→ **Written instruction**:
Track down each line that has the word "Southampton" and copy it.
#### Recorded information ####
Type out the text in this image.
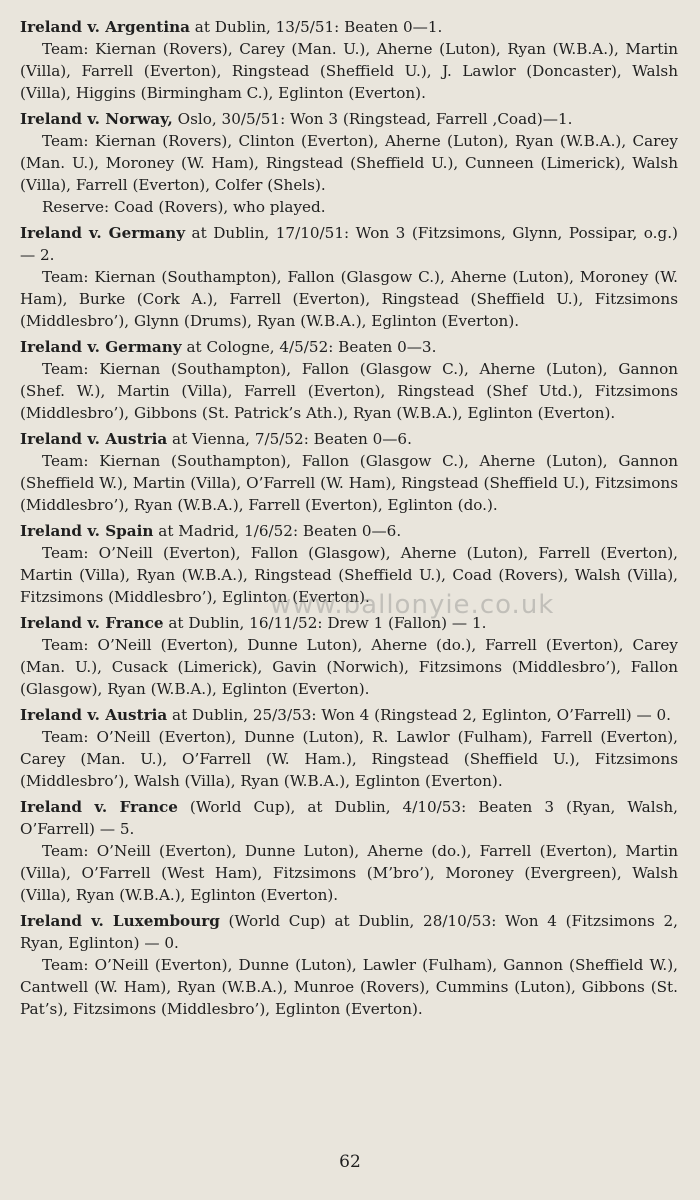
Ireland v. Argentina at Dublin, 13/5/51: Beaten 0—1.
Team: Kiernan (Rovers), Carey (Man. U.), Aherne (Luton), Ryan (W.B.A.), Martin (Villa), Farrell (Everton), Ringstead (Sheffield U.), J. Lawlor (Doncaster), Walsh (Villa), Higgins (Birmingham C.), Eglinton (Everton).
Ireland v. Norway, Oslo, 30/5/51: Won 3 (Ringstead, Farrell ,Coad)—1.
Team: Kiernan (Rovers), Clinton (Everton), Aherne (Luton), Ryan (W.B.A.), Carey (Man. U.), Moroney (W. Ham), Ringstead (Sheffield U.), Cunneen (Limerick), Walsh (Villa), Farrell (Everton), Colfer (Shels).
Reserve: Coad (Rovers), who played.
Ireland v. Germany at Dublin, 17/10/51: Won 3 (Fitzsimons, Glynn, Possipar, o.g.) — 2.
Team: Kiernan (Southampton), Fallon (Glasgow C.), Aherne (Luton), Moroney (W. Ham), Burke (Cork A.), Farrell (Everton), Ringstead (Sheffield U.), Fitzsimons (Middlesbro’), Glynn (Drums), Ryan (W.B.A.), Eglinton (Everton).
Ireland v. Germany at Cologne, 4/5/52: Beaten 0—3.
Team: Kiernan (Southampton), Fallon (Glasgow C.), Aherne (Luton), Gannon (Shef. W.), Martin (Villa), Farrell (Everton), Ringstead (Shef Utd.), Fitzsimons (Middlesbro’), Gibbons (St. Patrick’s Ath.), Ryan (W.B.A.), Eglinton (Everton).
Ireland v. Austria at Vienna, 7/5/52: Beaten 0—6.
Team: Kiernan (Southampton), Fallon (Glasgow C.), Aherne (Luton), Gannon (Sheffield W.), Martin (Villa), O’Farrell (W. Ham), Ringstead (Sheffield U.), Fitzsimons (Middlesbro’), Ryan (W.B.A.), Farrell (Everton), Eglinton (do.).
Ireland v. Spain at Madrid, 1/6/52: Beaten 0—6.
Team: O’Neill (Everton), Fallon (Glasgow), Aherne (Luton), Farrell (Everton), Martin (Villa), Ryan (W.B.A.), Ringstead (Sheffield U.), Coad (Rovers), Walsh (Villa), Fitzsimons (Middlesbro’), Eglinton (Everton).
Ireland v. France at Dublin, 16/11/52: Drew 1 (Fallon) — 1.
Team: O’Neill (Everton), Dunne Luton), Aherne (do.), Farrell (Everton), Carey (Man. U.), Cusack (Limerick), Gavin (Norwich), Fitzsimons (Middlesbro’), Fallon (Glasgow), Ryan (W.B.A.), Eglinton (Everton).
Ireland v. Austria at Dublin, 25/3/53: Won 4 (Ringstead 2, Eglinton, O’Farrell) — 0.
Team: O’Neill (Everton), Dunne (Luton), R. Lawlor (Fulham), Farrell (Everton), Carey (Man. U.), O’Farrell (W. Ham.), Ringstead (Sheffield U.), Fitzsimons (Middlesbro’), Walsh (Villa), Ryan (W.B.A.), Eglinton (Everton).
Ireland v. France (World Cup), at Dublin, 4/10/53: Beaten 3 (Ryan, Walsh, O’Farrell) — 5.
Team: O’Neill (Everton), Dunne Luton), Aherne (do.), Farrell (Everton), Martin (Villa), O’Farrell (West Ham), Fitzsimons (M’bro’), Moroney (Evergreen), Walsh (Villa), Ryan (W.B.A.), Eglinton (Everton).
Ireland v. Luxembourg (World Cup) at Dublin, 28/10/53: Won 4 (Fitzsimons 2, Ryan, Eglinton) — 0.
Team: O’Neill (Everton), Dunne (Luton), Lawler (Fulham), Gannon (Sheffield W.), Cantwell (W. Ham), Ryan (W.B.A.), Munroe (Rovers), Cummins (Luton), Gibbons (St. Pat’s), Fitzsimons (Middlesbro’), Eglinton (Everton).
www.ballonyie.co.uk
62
####
#### Recorded information ####
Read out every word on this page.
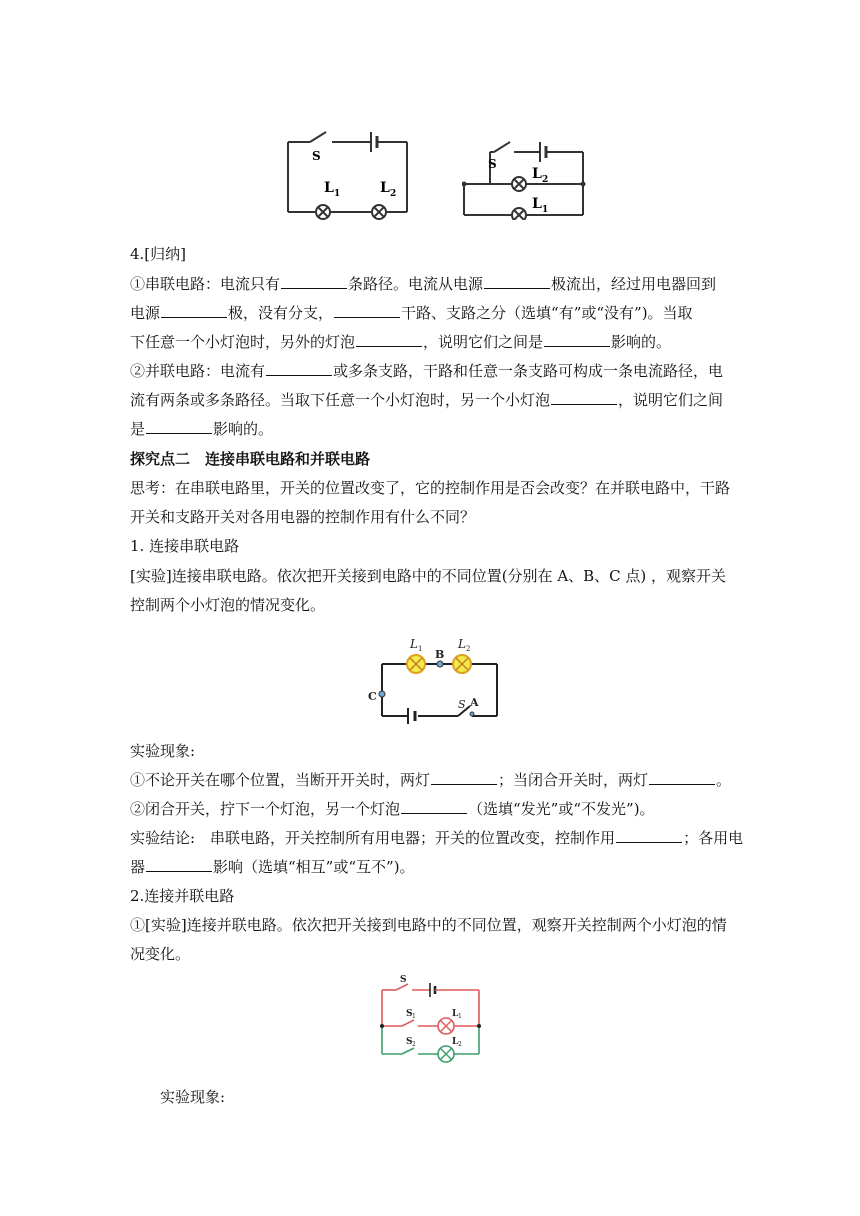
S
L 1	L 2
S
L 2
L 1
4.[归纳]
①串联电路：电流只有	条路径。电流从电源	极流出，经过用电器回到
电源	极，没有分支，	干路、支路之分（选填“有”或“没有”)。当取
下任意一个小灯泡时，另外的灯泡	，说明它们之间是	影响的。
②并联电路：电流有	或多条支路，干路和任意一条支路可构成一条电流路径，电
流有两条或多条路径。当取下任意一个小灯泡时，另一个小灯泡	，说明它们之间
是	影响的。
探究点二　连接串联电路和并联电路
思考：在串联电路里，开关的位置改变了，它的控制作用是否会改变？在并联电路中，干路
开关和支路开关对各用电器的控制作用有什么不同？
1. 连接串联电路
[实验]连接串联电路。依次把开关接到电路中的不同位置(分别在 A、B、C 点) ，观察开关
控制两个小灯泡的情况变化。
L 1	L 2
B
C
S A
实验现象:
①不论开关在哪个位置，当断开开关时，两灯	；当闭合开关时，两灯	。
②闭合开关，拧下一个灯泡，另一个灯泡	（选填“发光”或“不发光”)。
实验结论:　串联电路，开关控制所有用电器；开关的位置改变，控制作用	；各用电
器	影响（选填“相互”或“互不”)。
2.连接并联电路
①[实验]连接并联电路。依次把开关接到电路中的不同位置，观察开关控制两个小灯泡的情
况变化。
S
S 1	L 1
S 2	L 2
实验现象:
####
#### Recorded information ####
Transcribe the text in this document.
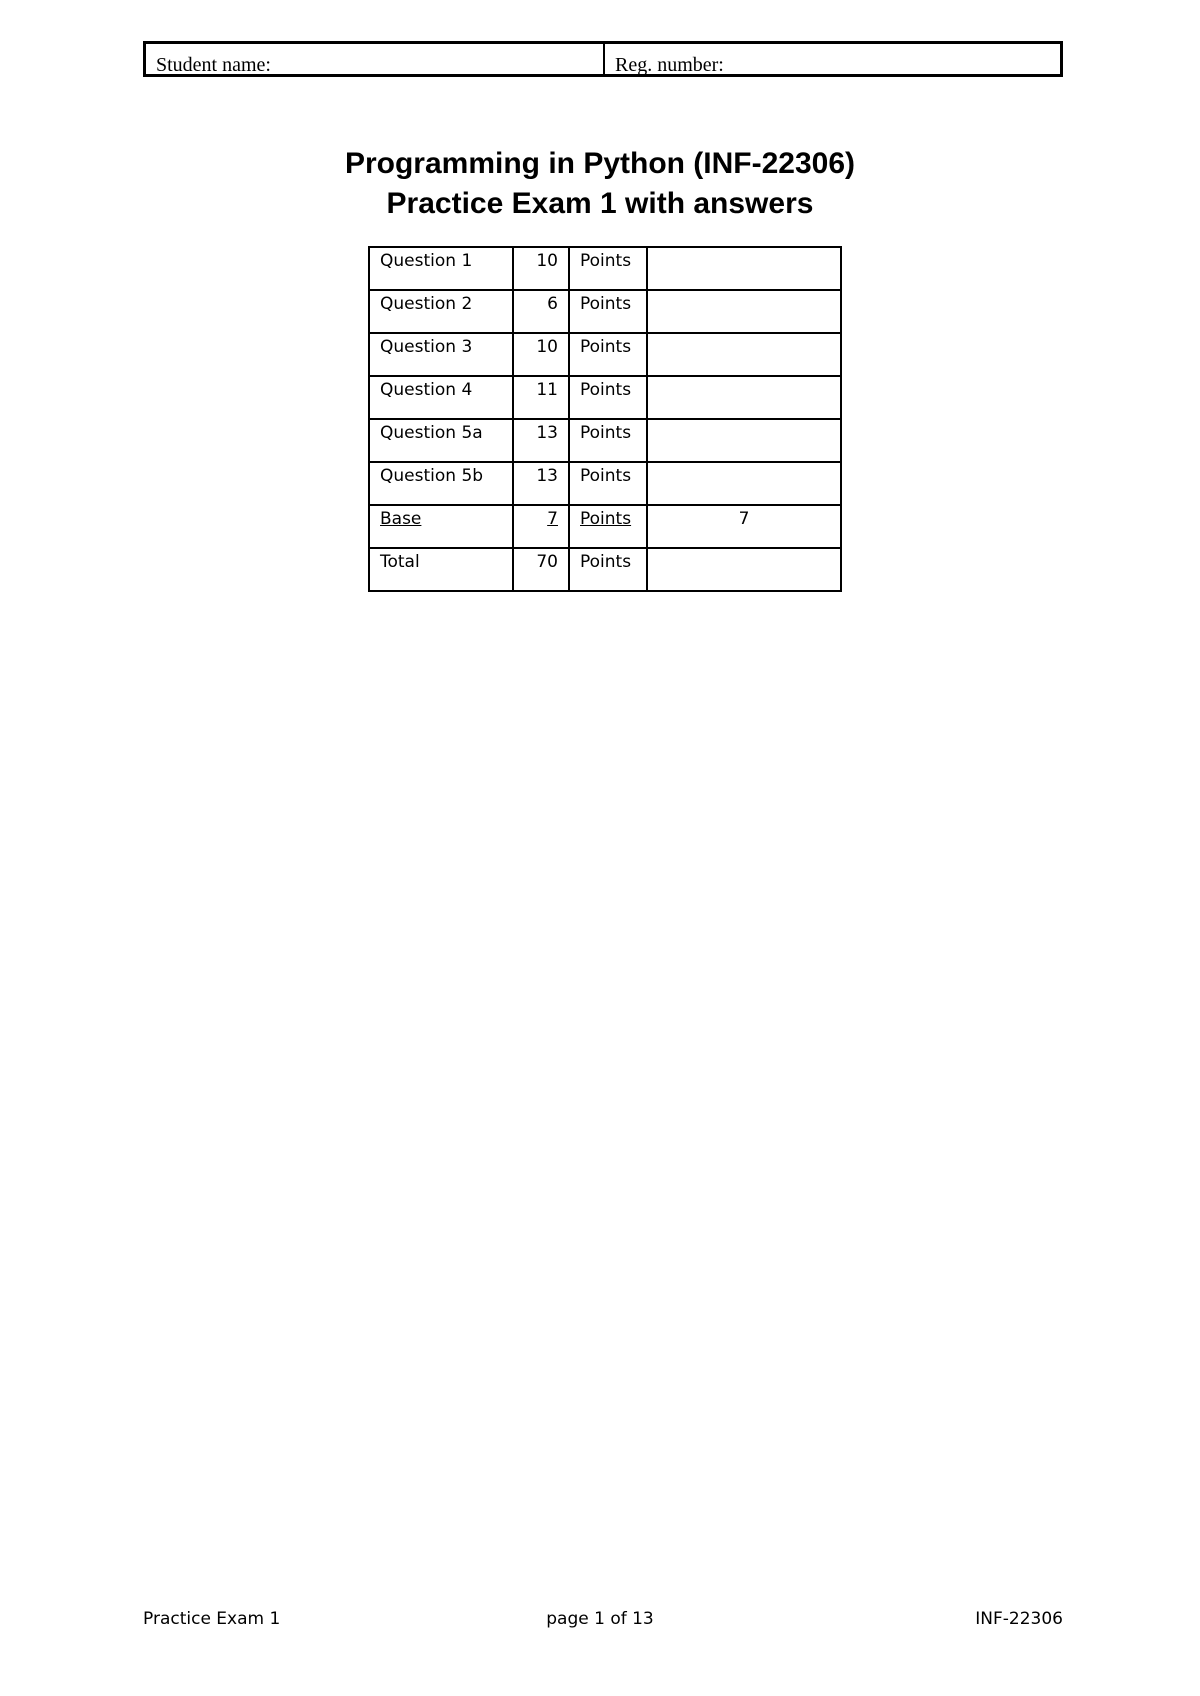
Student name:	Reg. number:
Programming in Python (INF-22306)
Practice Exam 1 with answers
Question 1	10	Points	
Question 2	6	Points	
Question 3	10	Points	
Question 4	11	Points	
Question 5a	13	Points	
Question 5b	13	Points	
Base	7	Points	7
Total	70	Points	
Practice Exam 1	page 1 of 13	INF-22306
####
→ **Solution below**:
Team: Kiernan (Southampton), Fallon (Glasgow C.), Aherne (Luton), Moroney (W. Ham), Burke (Cork A.), Farrell (Everton), Ringstead (Sheffield U.), Fitzsimons (Middlesbro’), Glynn (Drums), Ryan (W.B.A.), Eglinton (Everton).
Team: Kiernan (Southampton), Fallon (Glasgow C.), Aherne (Luton), Gannon (Shef. W.), Martin (Villa), Farrell (Everton), Ringstead (Shef Utd.), Fitzsimons (Middlesbro’), Gibbons (St. Patrick’s Ath.), Ryan (W.B.A.), Eglinton (Everton).
Team: Kiernan (Southampton), Fallon (Glasgow C.), Aherne (Luton), Gannon (Sheffield W.), Martin (Villa), O’Farrell (W. Ham), Ringstead (Sheffield U.), Fitzsimons (Middlesbro’), Ryan (W.B.A.), Farrell (Everton), Eglinton (do.).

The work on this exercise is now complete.